- Set task:
Search the data below for the word "available" and copy each line that holds it.

- Data listing:
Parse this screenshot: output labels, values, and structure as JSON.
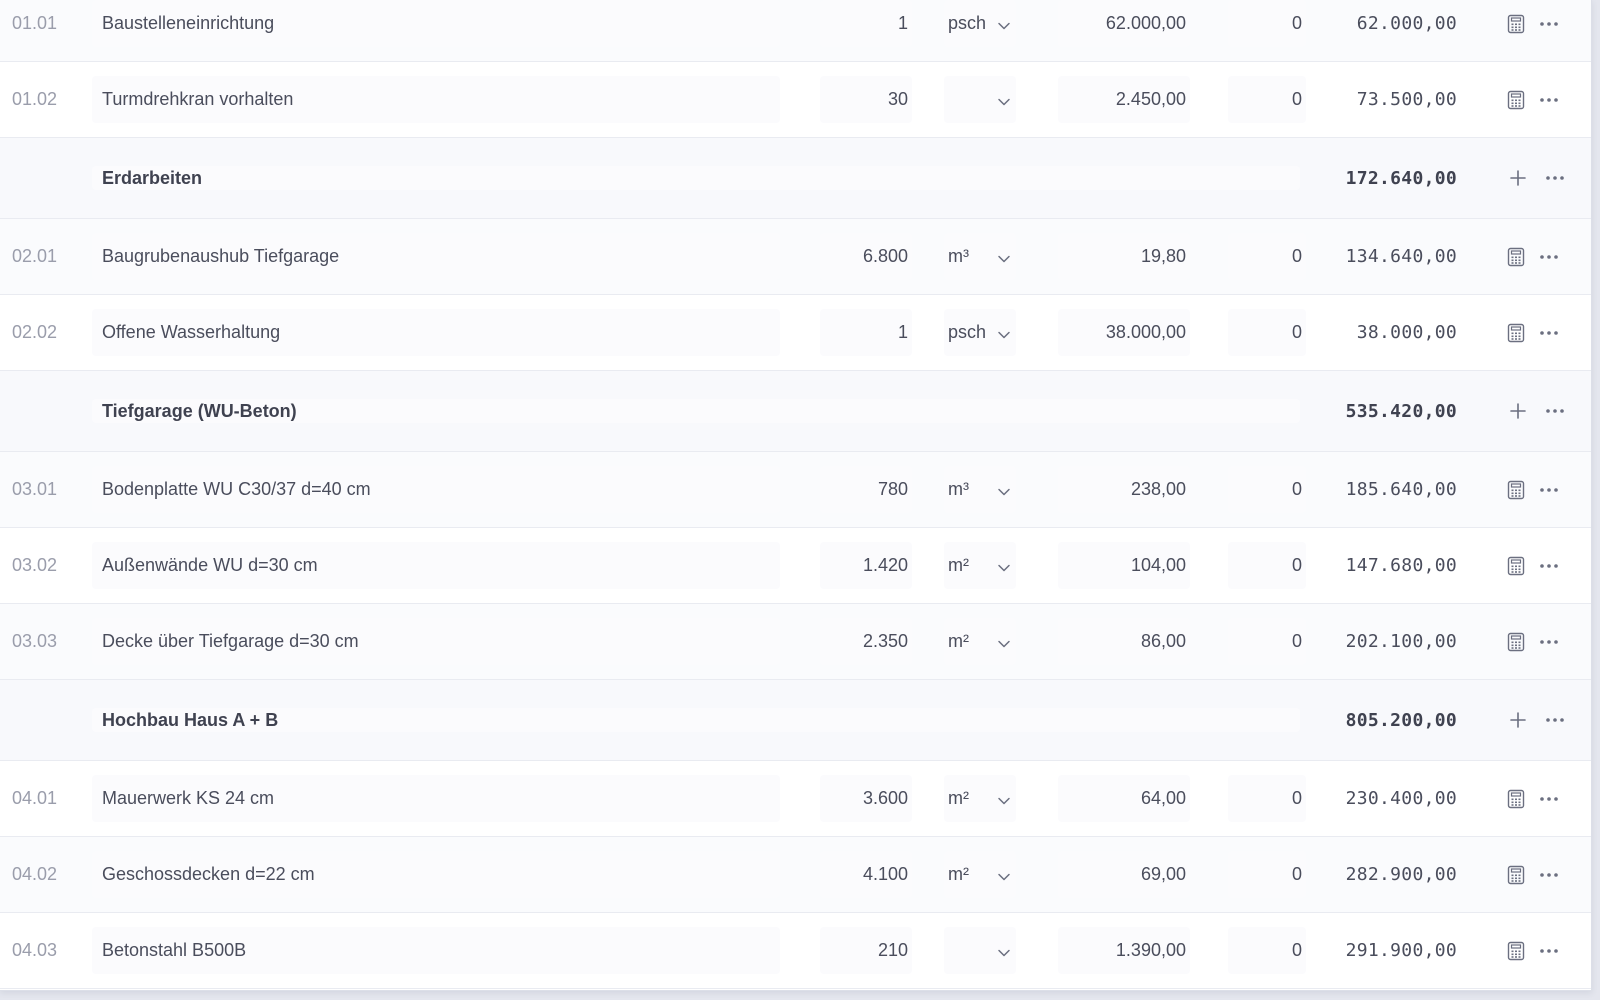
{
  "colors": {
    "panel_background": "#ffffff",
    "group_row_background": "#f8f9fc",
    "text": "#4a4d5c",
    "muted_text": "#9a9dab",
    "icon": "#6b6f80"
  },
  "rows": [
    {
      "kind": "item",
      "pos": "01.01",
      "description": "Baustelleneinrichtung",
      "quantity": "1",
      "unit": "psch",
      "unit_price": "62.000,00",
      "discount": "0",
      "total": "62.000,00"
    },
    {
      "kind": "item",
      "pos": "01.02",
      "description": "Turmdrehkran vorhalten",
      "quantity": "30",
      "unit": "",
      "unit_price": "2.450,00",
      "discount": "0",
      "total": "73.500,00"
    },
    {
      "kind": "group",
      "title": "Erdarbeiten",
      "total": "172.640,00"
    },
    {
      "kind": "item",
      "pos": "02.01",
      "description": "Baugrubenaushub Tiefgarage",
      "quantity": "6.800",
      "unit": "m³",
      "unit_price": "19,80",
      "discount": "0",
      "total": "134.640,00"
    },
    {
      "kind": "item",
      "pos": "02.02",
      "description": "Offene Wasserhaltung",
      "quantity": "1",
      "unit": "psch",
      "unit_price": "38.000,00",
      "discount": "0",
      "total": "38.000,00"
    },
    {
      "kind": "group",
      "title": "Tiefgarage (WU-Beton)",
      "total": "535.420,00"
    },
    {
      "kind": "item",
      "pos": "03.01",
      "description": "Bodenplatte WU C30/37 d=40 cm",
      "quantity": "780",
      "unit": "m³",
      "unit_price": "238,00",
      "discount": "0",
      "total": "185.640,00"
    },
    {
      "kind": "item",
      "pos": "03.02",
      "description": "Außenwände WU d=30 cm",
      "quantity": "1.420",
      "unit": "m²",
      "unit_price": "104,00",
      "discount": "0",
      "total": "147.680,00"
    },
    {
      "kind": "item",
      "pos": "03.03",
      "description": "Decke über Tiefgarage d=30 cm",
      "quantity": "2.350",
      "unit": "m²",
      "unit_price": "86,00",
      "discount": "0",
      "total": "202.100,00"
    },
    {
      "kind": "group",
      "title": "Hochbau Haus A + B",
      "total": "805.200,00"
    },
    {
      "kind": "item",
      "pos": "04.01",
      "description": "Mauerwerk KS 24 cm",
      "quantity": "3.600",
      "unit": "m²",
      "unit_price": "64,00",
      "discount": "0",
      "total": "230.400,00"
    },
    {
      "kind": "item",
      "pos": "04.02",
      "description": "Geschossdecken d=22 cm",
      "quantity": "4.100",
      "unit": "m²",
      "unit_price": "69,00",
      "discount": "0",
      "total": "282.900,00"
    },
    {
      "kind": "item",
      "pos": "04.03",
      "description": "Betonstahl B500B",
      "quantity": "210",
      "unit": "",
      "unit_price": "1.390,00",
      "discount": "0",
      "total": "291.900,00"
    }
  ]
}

* * *

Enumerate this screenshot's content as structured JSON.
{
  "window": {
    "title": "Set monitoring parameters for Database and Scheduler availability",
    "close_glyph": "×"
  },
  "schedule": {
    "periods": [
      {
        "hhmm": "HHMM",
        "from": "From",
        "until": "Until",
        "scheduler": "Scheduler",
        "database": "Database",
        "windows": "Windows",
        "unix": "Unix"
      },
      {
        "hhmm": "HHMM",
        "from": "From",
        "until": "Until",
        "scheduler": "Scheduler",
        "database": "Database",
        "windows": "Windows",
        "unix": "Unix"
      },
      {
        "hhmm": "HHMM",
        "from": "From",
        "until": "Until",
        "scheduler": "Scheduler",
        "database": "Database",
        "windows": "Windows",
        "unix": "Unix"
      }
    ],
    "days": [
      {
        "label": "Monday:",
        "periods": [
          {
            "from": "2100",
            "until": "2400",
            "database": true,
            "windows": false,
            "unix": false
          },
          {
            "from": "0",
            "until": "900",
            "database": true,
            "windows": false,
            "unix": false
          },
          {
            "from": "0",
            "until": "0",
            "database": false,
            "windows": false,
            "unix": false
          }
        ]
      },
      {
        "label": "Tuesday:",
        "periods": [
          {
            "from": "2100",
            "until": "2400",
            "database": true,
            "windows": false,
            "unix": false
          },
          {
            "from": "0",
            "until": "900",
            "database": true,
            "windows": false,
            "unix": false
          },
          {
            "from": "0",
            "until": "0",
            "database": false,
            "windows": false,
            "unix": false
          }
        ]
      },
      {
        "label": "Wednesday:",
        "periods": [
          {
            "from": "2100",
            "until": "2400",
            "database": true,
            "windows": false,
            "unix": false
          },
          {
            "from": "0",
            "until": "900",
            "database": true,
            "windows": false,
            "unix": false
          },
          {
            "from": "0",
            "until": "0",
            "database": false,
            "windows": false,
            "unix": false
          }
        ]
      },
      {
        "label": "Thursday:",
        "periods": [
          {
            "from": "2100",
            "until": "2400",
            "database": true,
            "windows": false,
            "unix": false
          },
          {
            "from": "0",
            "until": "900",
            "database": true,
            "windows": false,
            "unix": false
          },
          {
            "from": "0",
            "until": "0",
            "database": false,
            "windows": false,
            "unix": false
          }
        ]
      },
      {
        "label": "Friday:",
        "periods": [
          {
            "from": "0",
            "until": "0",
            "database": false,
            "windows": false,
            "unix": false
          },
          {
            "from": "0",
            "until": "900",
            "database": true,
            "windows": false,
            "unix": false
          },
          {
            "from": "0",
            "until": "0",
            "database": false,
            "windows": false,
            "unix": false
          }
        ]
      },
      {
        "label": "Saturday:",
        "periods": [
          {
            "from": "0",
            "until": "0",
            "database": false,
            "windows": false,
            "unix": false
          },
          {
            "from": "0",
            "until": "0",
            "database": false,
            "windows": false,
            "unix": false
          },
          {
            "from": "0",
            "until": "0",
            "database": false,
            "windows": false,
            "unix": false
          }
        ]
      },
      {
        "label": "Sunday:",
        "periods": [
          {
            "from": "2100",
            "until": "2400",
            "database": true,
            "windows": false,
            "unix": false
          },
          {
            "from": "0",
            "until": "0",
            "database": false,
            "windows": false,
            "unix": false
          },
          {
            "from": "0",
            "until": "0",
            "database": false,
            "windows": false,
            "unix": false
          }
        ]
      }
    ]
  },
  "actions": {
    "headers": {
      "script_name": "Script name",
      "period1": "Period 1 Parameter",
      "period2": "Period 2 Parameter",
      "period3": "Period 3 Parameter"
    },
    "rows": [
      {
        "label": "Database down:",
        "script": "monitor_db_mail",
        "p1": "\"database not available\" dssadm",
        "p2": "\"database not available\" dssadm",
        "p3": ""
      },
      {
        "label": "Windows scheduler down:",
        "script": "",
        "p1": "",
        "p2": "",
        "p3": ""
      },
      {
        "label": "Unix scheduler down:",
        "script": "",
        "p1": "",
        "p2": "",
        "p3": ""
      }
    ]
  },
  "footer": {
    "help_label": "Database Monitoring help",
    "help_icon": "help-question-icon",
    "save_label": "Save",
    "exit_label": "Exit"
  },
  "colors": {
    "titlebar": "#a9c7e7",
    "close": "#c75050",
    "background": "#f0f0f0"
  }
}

- Full solution:
        "p1": "\"database not available\" dssadm",
        "p2": "\"database not available\" dssadm",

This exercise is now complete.